## BEGIN ITEMS

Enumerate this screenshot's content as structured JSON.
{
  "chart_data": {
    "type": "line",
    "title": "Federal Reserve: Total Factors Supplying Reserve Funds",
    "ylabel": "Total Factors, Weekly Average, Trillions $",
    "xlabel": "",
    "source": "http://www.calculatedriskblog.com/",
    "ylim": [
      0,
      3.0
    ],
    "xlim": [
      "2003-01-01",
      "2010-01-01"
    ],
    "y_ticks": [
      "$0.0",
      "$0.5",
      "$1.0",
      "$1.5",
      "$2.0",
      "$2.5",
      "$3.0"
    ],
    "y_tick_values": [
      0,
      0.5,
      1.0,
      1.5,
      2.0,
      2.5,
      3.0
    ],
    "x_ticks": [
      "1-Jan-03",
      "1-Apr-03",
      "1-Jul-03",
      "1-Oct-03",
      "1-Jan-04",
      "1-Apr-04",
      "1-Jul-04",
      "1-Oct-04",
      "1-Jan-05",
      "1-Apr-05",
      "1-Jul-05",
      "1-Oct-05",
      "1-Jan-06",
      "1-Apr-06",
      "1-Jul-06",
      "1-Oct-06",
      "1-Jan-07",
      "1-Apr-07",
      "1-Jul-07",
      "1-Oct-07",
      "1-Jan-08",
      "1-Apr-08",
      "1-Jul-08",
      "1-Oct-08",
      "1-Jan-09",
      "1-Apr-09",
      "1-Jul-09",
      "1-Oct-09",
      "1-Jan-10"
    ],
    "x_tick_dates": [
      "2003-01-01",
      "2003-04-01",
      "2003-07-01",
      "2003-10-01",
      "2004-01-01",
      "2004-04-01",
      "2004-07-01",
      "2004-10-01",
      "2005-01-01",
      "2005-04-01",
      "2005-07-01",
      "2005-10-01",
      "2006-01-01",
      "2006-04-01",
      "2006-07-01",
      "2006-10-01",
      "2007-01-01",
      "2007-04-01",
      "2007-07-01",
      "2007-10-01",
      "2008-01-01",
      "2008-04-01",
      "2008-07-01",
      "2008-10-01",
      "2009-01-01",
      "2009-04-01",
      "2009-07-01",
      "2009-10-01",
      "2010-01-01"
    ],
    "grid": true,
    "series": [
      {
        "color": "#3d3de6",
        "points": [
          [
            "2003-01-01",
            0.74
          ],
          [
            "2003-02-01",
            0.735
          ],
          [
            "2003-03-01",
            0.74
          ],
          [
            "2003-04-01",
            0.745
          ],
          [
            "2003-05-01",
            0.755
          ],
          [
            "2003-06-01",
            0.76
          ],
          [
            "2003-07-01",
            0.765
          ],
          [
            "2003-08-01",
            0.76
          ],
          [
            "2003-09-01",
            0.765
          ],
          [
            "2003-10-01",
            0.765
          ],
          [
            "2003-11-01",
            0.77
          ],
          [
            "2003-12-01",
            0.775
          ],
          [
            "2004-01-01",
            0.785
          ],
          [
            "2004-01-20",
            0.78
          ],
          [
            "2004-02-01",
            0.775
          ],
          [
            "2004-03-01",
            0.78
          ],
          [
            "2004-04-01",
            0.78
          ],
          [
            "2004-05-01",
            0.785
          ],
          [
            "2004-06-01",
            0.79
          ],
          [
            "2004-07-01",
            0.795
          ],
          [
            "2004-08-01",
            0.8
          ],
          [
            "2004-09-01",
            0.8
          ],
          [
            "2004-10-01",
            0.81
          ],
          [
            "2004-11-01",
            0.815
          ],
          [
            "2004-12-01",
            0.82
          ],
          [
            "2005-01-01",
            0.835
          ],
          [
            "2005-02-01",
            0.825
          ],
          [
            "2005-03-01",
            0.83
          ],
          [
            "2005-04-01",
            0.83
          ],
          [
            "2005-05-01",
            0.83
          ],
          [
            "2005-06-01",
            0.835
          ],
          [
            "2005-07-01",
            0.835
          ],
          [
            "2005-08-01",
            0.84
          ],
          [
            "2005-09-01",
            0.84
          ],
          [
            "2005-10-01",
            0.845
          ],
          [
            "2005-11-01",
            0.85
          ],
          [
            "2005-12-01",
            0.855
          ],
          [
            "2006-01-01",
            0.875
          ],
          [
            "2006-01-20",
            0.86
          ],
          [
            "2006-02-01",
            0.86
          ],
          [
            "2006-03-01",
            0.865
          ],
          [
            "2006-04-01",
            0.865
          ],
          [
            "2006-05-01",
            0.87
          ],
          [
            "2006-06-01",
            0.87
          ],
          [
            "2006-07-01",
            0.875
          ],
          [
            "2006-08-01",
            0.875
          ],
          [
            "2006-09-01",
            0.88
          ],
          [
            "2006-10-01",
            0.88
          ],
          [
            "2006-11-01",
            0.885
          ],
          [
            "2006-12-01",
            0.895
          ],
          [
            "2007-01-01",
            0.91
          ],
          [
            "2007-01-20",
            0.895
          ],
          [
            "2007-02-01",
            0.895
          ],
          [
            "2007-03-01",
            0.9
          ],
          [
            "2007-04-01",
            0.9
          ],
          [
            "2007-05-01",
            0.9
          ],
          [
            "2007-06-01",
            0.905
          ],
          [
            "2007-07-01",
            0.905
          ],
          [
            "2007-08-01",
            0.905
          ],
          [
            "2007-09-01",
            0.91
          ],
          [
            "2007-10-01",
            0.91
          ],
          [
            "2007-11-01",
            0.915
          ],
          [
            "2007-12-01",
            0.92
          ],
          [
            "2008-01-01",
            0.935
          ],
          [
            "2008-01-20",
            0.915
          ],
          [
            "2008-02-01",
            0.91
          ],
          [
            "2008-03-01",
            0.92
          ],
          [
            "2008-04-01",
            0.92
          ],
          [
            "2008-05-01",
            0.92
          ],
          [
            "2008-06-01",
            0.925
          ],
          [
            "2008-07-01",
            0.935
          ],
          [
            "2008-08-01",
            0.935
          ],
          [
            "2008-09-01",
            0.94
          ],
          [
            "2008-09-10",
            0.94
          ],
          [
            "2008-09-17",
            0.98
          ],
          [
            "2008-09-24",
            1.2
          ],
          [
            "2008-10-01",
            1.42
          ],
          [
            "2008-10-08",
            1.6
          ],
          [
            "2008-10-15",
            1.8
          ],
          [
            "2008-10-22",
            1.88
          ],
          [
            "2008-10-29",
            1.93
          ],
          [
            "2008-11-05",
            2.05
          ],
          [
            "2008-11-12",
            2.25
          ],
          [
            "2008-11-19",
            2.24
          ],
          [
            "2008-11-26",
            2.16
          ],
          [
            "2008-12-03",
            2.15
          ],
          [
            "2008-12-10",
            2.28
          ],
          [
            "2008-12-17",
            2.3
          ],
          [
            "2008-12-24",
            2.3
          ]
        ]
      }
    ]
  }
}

## END ITEMS

# WRITTEN EXERCISE:
Set out every line from the material that contains the string "Total".

# SOLVED EXERCISE:
    "title": "Federal Reserve: Total Factors Supplying Reserve Funds",
    "ylabel": "Total Factors, Weekly Average, Trillions $",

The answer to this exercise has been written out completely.